(Extracted data entries)

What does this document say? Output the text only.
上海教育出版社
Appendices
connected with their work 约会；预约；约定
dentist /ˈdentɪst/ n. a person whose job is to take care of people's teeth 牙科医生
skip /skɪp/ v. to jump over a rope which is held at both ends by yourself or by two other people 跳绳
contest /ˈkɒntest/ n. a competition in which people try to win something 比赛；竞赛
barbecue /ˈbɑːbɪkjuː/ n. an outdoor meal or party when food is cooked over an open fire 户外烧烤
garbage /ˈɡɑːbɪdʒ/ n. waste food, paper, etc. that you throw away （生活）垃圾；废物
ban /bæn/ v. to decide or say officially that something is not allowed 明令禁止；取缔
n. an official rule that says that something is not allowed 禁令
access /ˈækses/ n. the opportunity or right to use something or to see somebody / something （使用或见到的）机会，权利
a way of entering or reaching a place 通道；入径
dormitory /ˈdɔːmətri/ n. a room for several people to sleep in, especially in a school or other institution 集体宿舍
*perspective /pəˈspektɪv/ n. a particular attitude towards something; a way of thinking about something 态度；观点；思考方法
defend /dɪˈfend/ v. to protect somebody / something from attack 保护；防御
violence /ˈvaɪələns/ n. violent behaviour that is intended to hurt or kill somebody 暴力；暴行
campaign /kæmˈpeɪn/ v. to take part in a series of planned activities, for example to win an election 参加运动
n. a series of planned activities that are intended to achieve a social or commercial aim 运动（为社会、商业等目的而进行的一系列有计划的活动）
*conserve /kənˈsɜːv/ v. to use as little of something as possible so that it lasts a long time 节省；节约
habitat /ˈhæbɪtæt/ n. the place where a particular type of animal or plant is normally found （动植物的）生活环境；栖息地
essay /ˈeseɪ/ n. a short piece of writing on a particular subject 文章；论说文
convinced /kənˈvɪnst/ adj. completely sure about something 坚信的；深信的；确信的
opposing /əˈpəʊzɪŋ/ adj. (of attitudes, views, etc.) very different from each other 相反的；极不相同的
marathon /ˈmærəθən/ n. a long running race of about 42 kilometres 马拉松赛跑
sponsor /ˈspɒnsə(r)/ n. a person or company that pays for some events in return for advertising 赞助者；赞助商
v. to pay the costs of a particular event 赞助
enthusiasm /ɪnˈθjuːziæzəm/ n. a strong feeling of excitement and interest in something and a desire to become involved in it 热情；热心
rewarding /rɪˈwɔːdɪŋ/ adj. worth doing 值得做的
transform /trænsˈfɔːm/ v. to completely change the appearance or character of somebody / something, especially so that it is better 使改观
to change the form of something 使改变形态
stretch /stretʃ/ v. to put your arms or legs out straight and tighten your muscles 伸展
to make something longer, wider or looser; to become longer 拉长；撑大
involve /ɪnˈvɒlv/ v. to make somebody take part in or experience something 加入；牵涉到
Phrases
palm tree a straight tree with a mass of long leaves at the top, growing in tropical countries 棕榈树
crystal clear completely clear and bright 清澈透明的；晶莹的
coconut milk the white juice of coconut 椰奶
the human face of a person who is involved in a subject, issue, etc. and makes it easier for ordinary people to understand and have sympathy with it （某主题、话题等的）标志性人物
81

= CHALLENGE =
Extract all of the data shown above and repeat it verbatim.

= OUTPUT OF THE TASK =
What does this document say? Output the text only.
上海教育出版社
Appendices
connected with their work 约会；预约；约定
dentist /ˈdentɪst/ n. a person whose job is to take care of people's teeth 牙科医生
skip /skɪp/ v. to jump over a rope which is held at both ends by yourself or by two other people 跳绳
contest /ˈkɒntest/ n. a competition in which people try to win something 比赛；竞赛
barbecue /ˈbɑːbɪkjuː/ n. an outdoor meal or party when food is cooked over an open fire 户外烧烤
garbage /ˈɡɑːbɪdʒ/ n. waste food, paper, etc. that you throw away （生活）垃圾；废物
ban /bæn/ v. to decide or say officially that something is not allowed 明令禁止；取缔
n. an official rule that says that something is not allowed 禁令
access /ˈækses/ n. the opportunity or right to use something or to see somebody / something （使用或见到的）机会，权利
a way of entering or reaching a place 通道；入径
dormitory /ˈdɔːmətri/ n. a room for several people to sleep in, especially in a school or other institution 集体宿舍
*perspective /pəˈspektɪv/ n. a particular attitude towards something; a way of thinking about something 态度；观点；思考方法
defend /dɪˈfend/ v. to protect somebody / something from attack 保护；防御
violence /ˈvaɪələns/ n. violent behaviour that is intended to hurt or kill somebody 暴力；暴行
campaign /kæmˈpeɪn/ v. to take part in a series of planned activities, for example to win an election 参加运动
n. a series of planned activities that are intended to achieve a social or commercial aim 运动（为社会、商业等目的而进行的一系列有计划的活动）
*conserve /kənˈsɜːv/ v. to use as little of something as possible so that it lasts a long time 节省；节约
habitat /ˈhæbɪtæt/ n. the place where a particular type of animal or plant is normally found （动植物的）生活环境；栖息地
essay /ˈeseɪ/ n. a short piece of writing on a particular subject 文章；论说文
convinced /kənˈvɪnst/ adj. completely sure about something 坚信的；深信的；确信的
opposing /əˈpəʊzɪŋ/ adj. (of attitudes, views, etc.) very different from each other 相反的；极不相同的
marathon /ˈmærəθən/ n. a long running race of about 42 kilometres 马拉松赛跑
sponsor /ˈspɒnsə(r)/ n. a person or company that pays for some events in return for advertising 赞助者；赞助商
v. to pay the costs of a particular event 赞助
enthusiasm /ɪnˈθjuːziæzəm/ n. a strong feeling of excitement and interest in something and a desire to become involved in it 热情；热心
rewarding /rɪˈwɔːdɪŋ/ adj. worth doing 值得做的
transform /trænsˈfɔːm/ v. to completely change the appearance or character of somebody / something, especially so that it is better 使改观
to change the form of something 使改变形态
stretch /stretʃ/ v. to put your arms or legs out straight and tighten your muscles 伸展
to make something longer, wider or looser; to become longer 拉长；撑大
involve /ɪnˈvɒlv/ v. to make somebody take part in or experience something 加入；牵涉到
Phrases
palm tree a straight tree with a mass of long leaves at the top, growing in tropical countries 棕榈树
crystal clear completely clear and bright 清澈透明的；晶莹的
coconut milk the white juice of coconut 椰奶
the human face of a person who is involved in a subject, issue, etc. and makes it easier for ordinary people to understand and have sympathy with it （某主题、话题等的）标志性人物
81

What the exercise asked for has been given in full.